YOUR INSTRUCTIONS ▸
Find each line containing the word "VHND" and report how many there are. Add nothing else.
_____
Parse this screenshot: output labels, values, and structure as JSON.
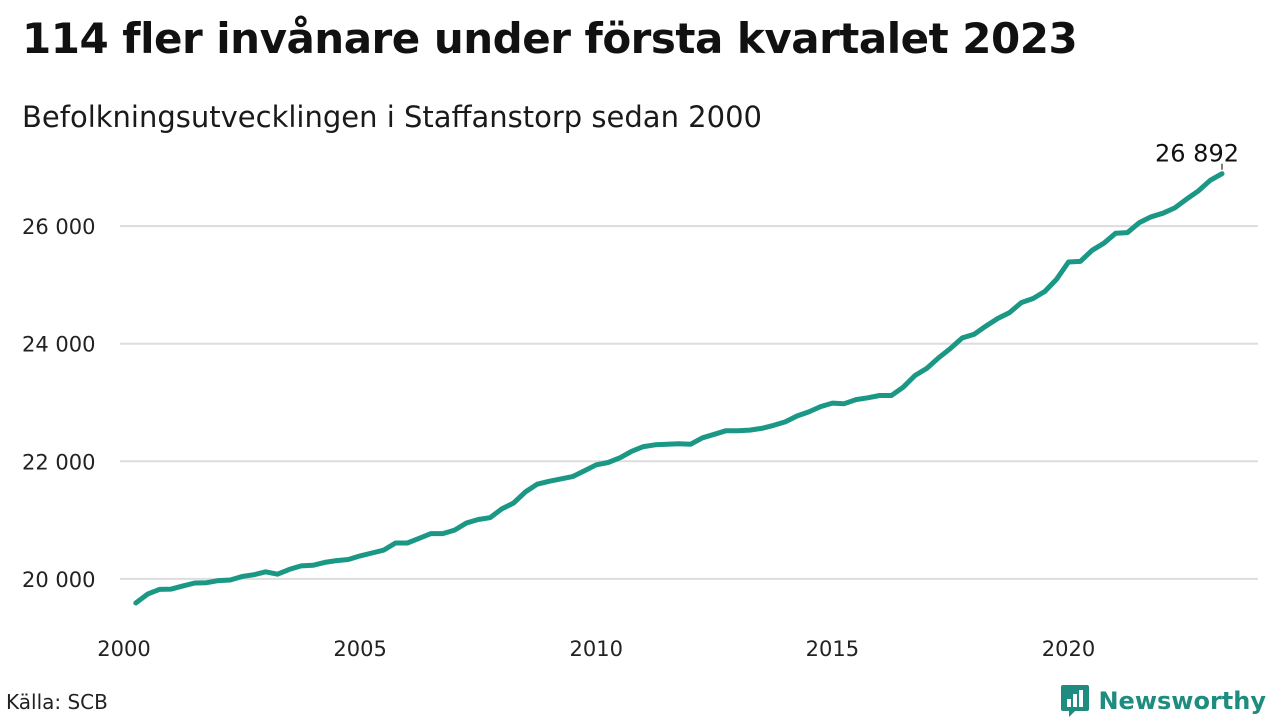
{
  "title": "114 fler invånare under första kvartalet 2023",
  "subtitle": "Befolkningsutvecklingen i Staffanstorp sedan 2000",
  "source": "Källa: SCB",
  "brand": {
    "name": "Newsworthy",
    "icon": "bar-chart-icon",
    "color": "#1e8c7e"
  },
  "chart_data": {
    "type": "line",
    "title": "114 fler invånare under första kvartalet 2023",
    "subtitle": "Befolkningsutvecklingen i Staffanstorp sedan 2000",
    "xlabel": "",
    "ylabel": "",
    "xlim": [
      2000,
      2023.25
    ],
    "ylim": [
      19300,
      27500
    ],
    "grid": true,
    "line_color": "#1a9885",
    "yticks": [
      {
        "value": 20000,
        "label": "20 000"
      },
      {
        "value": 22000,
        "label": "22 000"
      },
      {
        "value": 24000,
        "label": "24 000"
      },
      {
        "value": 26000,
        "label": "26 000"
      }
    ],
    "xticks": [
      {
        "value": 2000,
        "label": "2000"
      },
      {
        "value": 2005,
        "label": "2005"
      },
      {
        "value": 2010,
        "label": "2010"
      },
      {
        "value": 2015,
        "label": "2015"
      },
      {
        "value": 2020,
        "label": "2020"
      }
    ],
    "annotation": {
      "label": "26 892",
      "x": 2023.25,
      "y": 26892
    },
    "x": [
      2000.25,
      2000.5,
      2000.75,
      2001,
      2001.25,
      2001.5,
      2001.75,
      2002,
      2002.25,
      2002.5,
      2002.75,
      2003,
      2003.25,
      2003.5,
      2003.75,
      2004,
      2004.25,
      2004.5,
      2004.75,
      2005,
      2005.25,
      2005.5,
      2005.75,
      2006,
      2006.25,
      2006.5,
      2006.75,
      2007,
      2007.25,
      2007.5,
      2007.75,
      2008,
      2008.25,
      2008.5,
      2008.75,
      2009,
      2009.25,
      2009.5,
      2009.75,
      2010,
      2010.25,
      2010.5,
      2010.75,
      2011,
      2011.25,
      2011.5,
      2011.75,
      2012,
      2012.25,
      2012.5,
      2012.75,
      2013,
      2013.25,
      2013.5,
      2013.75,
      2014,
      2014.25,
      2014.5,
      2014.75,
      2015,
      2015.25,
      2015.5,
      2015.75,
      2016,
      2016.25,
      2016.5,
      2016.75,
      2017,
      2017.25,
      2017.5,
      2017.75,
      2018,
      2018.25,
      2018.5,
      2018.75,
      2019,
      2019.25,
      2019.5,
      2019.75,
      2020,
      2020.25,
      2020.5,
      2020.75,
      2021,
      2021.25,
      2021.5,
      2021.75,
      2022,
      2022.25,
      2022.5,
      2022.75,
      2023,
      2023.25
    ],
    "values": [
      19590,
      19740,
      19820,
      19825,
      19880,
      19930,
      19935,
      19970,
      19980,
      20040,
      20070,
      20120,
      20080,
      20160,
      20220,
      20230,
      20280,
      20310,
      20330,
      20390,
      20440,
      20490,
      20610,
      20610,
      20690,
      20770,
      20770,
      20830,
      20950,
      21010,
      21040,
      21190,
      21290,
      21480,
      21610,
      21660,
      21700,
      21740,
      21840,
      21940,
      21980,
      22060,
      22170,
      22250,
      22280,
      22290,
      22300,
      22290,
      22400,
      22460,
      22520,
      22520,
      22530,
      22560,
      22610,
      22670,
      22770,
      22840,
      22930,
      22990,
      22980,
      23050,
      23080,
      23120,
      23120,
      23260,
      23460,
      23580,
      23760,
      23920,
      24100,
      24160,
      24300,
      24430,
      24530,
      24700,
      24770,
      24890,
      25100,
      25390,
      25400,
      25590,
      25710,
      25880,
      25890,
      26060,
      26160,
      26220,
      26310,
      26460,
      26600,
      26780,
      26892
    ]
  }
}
_____
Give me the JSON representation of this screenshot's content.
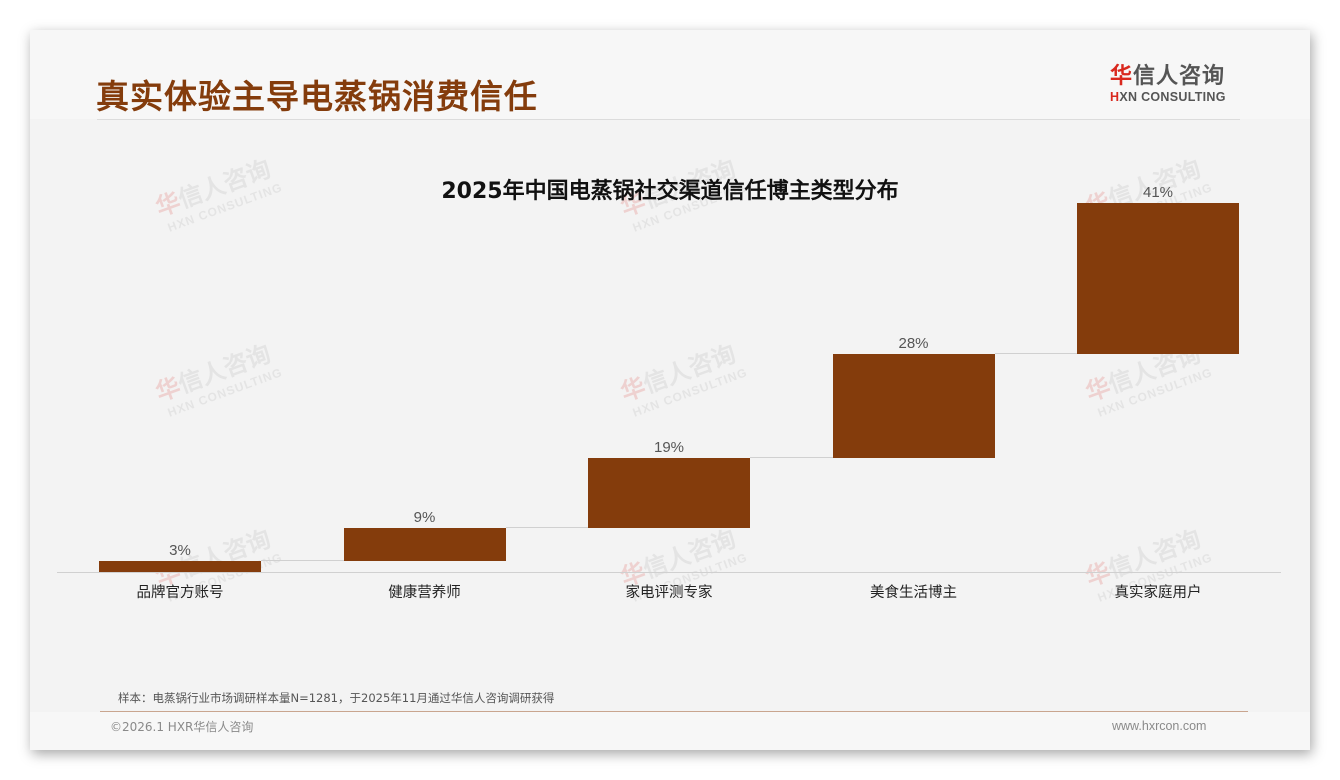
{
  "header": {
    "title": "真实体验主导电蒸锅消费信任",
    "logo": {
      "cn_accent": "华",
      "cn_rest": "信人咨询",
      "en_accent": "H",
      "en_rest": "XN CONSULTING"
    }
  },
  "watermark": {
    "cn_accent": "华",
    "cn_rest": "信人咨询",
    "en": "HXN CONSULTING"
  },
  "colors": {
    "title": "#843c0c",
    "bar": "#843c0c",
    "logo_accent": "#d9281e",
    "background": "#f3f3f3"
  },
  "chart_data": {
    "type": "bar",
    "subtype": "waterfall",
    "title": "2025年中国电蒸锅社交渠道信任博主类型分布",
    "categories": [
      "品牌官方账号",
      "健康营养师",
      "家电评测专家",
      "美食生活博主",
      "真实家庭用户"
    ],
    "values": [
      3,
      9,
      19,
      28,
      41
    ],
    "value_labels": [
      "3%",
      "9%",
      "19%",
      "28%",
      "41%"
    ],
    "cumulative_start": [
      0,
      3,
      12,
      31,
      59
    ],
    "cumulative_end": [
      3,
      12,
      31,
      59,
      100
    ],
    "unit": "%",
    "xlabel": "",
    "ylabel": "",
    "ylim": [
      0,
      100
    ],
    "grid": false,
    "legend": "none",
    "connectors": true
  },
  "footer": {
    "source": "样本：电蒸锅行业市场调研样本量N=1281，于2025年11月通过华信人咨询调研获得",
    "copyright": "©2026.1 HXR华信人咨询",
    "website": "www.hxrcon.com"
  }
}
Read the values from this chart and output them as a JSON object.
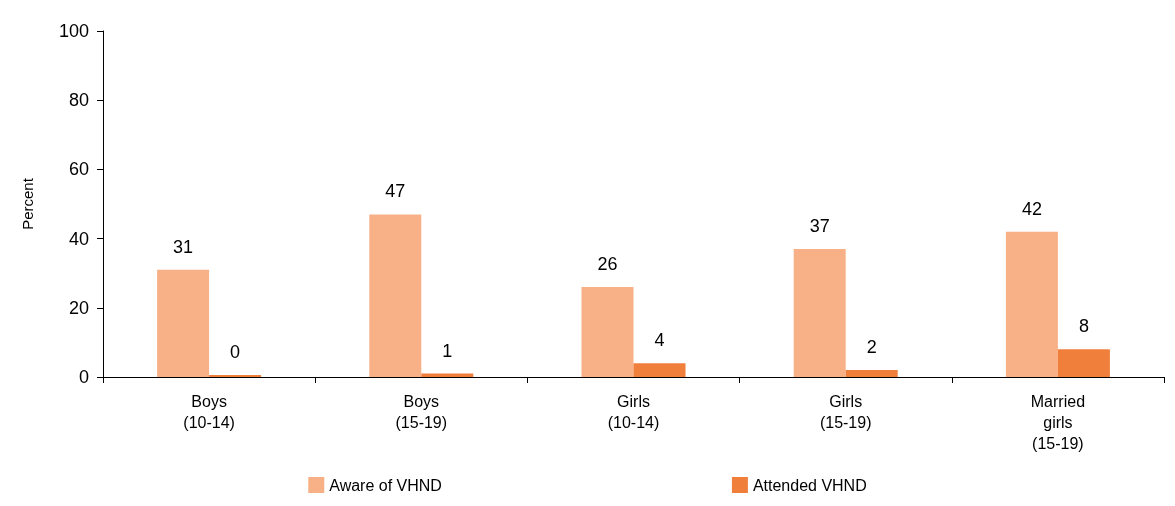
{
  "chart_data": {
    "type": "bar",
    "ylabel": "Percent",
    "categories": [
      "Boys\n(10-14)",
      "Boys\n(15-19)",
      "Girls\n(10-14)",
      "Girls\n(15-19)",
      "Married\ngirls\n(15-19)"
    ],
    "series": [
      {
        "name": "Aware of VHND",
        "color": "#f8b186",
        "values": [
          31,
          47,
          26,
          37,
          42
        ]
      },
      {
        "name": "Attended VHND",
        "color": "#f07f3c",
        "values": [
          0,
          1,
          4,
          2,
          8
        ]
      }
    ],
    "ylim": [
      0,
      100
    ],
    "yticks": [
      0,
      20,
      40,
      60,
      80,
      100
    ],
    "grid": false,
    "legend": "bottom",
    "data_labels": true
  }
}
_____
RESULT ▸
2